• [Material for the task]
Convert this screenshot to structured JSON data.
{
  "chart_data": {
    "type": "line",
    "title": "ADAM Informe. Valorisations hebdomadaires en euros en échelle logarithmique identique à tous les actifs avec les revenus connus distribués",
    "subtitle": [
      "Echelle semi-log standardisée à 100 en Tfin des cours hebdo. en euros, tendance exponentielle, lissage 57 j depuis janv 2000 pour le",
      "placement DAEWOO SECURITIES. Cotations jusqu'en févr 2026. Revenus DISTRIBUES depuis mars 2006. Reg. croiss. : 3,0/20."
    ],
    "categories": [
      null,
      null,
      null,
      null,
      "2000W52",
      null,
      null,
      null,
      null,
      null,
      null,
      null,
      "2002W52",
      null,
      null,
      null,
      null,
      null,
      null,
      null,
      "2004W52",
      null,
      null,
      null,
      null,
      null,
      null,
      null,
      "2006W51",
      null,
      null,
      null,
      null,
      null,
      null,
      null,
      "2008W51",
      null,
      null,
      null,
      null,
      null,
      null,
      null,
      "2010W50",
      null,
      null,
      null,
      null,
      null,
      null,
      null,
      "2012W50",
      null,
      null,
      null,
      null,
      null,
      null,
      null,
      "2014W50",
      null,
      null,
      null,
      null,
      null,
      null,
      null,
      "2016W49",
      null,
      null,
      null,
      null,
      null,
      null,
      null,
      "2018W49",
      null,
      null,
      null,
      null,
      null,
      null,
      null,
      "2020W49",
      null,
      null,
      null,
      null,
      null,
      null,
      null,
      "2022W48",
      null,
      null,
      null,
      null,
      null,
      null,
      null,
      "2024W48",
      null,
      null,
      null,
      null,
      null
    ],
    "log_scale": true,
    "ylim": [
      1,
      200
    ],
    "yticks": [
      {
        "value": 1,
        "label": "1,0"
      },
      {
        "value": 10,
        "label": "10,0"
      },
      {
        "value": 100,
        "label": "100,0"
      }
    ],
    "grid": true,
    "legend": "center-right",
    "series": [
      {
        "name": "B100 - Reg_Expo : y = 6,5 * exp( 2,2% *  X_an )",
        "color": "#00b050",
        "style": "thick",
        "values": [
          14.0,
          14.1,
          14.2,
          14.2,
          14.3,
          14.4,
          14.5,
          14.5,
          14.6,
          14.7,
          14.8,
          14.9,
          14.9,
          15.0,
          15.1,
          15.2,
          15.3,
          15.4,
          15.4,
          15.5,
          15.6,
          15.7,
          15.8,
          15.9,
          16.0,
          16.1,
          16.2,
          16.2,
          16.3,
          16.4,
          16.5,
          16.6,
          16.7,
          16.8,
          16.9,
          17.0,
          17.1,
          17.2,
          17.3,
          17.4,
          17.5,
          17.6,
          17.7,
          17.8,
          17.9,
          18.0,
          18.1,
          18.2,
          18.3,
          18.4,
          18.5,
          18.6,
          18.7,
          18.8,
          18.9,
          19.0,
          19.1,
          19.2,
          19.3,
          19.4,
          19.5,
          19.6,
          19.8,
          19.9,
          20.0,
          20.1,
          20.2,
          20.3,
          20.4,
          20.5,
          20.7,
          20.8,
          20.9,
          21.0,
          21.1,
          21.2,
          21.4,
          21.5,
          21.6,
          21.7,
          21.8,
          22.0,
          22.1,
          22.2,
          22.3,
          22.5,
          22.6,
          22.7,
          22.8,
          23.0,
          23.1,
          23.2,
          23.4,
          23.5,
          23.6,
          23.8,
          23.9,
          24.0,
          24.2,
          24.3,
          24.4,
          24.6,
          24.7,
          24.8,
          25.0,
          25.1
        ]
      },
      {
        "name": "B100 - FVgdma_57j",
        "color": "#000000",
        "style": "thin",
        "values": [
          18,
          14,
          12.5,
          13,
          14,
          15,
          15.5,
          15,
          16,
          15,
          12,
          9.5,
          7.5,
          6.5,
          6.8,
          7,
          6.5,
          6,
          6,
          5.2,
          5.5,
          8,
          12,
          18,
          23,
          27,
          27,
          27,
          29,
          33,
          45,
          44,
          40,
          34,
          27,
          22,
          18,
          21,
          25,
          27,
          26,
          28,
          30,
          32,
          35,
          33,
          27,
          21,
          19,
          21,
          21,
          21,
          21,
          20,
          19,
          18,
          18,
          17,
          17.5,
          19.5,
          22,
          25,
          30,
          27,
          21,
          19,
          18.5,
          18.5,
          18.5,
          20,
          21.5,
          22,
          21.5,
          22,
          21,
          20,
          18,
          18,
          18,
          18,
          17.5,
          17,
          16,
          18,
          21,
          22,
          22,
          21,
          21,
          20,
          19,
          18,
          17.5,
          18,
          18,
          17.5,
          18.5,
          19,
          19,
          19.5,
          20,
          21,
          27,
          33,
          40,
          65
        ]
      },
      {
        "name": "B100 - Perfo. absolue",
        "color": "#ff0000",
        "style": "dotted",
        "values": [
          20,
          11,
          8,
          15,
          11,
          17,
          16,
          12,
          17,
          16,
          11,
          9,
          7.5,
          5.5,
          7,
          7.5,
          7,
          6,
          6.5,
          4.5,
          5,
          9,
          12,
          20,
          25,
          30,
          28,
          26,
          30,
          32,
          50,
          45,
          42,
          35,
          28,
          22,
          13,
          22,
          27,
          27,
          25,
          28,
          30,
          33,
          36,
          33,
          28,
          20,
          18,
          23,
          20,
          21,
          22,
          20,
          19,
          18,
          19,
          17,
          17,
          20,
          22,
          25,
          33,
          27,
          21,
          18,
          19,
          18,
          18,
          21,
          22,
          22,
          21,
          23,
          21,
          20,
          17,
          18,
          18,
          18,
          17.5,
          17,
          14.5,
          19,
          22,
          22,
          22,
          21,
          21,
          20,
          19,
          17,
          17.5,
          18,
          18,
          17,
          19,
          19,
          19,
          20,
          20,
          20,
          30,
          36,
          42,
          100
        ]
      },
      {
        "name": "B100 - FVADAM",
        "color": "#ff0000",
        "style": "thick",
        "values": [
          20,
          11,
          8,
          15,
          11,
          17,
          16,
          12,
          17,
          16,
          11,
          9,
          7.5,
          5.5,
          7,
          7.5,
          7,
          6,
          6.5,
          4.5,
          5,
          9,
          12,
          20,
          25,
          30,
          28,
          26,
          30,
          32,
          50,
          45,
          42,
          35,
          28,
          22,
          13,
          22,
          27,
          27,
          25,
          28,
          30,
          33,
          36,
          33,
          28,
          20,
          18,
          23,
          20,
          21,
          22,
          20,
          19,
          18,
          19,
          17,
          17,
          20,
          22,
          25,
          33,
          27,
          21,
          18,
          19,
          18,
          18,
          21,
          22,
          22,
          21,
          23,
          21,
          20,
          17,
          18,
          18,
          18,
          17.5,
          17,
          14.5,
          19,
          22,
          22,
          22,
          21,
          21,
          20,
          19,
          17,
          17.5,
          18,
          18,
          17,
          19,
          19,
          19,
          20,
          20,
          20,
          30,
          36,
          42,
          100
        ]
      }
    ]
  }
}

• [Aim] Each line of the listing above should be output exactly.

• [Reply]
Convert this screenshot to structured JSON data.
{
  "chart_data": {
    "type": "line",
    "title": "ADAM Informe. Valorisations hebdomadaires en euros en échelle logarithmique identique à tous les actifs avec les revenus connus distribués",
    "subtitle": [
      "Echelle semi-log standardisée à 100 en Tfin des cours hebdo. en euros, tendance exponentielle, lissage 57 j depuis janv 2000 pour le",
      "placement DAEWOO SECURITIES. Cotations jusqu'en févr 2026. Revenus DISTRIBUES depuis mars 2006. Reg. croiss. : 3,0/20."
    ],
    "categories": [
      null,
      null,
      null,
      null,
      "2000W52",
      null,
      null,
      null,
      null,
      null,
      null,
      null,
      "2002W52",
      null,
      null,
      null,
      null,
      null,
      null,
      null,
      "2004W52",
      null,
      null,
      null,
      null,
      null,
      null,
      null,
      "2006W51",
      null,
      null,
      null,
      null,
      null,
      null,
      null,
      "2008W51",
      null,
      null,
      null,
      null,
      null,
      null,
      null,
      "2010W50",
      null,
      null,
      null,
      null,
      null,
      null,
      null,
      "2012W50",
      null,
      null,
      null,
      null,
      null,
      null,
      null,
      "2014W50",
      null,
      null,
      null,
      null,
      null,
      null,
      null,
      "2016W49",
      null,
      null,
      null,
      null,
      null,
      null,
      null,
      "2018W49",
      null,
      null,
      null,
      null,
      null,
      null,
      null,
      "2020W49",
      null,
      null,
      null,
      null,
      null,
      null,
      null,
      "2022W48",
      null,
      null,
      null,
      null,
      null,
      null,
      null,
      "2024W48",
      null,
      null,
      null,
      null,
      null
    ],
    "log_scale": true,
    "ylim": [
      1,
      200
    ],
    "yticks": [
      {
        "value": 1,
        "label": "1,0"
      },
      {
        "value": 10,
        "label": "10,0"
      },
      {
        "value": 100,
        "label": "100,0"
      }
    ],
    "grid": true,
    "legend": "center-right",
    "series": [
      {
        "name": "B100 - Reg_Expo : y = 6,5 * exp( 2,2% *  X_an )",
        "color": "#00b050",
        "style": "thick",
        "values": [
          14.0,
          14.1,
          14.2,
          14.2,
          14.3,
          14.4,
          14.5,
          14.5,
          14.6,
          14.7,
          14.8,
          14.9,
          14.9,
          15.0,
          15.1,
          15.2,
          15.3,
          15.4,
          15.4,
          15.5,
          15.6,
          15.7,
          15.8,
          15.9,
          16.0,
          16.1,
          16.2,
          16.2,
          16.3,
          16.4,
          16.5,
          16.6,
          16.7,
          16.8,
          16.9,
          17.0,
          17.1,
          17.2,
          17.3,
          17.4,
          17.5,
          17.6,
          17.7,
          17.8,
          17.9,
          18.0,
          18.1,
          18.2,
          18.3,
          18.4,
          18.5,
          18.6,
          18.7,
          18.8,
          18.9,
          19.0,
          19.1,
          19.2,
          19.3,
          19.4,
          19.5,
          19.6,
          19.8,
          19.9,
          20.0,
          20.1,
          20.2,
          20.3,
          20.4,
          20.5,
          20.7,
          20.8,
          20.9,
          21.0,
          21.1,
          21.2,
          21.4,
          21.5,
          21.6,
          21.7,
          21.8,
          22.0,
          22.1,
          22.2,
          22.3,
          22.5,
          22.6,
          22.7,
          22.8,
          23.0,
          23.1,
          23.2,
          23.4,
          23.5,
          23.6,
          23.8,
          23.9,
          24.0,
          24.2,
          24.3,
          24.4,
          24.6,
          24.7,
          24.8,
          25.0,
          25.1
        ]
      },
      {
        "name": "B100 - FVgdma_57j",
        "color": "#000000",
        "style": "thin",
        "values": [
          18,
          14,
          12.5,
          13,
          14,
          15,
          15.5,
          15,
          16,
          15,
          12,
          9.5,
          7.5,
          6.5,
          6.8,
          7,
          6.5,
          6,
          6,
          5.2,
          5.5,
          8,
          12,
          18,
          23,
          27,
          27,
          27,
          29,
          33,
          45,
          44,
          40,
          34,
          27,
          22,
          18,
          21,
          25,
          27,
          26,
          28,
          30,
          32,
          35,
          33,
          27,
          21,
          19,
          21,
          21,
          21,
          21,
          20,
          19,
          18,
          18,
          17,
          17.5,
          19.5,
          22,
          25,
          30,
          27,
          21,
          19,
          18.5,
          18.5,
          18.5,
          20,
          21.5,
          22,
          21.5,
          22,
          21,
          20,
          18,
          18,
          18,
          18,
          17.5,
          17,
          16,
          18,
          21,
          22,
          22,
          21,
          21,
          20,
          19,
          18,
          17.5,
          18,
          18,
          17.5,
          18.5,
          19,
          19,
          19.5,
          20,
          21,
          27,
          33,
          40,
          65
        ]
      },
      {
        "name": "B100 - Perfo. absolue",
        "color": "#ff0000",
        "style": "dotted",
        "values": [
          20,
          11,
          8,
          15,
          11,
          17,
          16,
          12,
          17,
          16,
          11,
          9,
          7.5,
          5.5,
          7,
          7.5,
          7,
          6,
          6.5,
          4.5,
          5,
          9,
          12,
          20,
          25,
          30,
          28,
          26,
          30,
          32,
          50,
          45,
          42,
          35,
          28,
          22,
          13,
          22,
          27,
          27,
          25,
          28,
          30,
          33,
          36,
          33,
          28,
          20,
          18,
          23,
          20,
          21,
          22,
          20,
          19,
          18,
          19,
          17,
          17,
          20,
          22,
          25,
          33,
          27,
          21,
          18,
          19,
          18,
          18,
          21,
          22,
          22,
          21,
          23,
          21,
          20,
          17,
          18,
          18,
          18,
          17.5,
          17,
          14.5,
          19,
          22,
          22,
          22,
          21,
          21,
          20,
          19,
          17,
          17.5,
          18,
          18,
          17,
          19,
          19,
          19,
          20,
          20,
          20,
          30,
          36,
          42,
          100
        ]
      },
      {
        "name": "B100 - FVADAM",
        "color": "#ff0000",
        "style": "thick",
        "values": [
          20,
          11,
          8,
          15,
          11,
          17,
          16,
          12,
          17,
          16,
          11,
          9,
          7.5,
          5.5,
          7,
          7.5,
          7,
          6,
          6.5,
          4.5,
          5,
          9,
          12,
          20,
          25,
          30,
          28,
          26,
          30,
          32,
          50,
          45,
          42,
          35,
          28,
          22,
          13,
          22,
          27,
          27,
          25,
          28,
          30,
          33,
          36,
          33,
          28,
          20,
          18,
          23,
          20,
          21,
          22,
          20,
          19,
          18,
          19,
          17,
          17,
          20,
          22,
          25,
          33,
          27,
          21,
          18,
          19,
          18,
          18,
          21,
          22,
          22,
          21,
          23,
          21,
          20,
          17,
          18,
          18,
          18,
          17.5,
          17,
          14.5,
          19,
          22,
          22,
          22,
          21,
          21,
          20,
          19,
          17,
          17.5,
          18,
          18,
          17,
          19,
          19,
          19,
          20,
          20,
          20,
          30,
          36,
          42,
          100
        ]
      }
    ]
  }
}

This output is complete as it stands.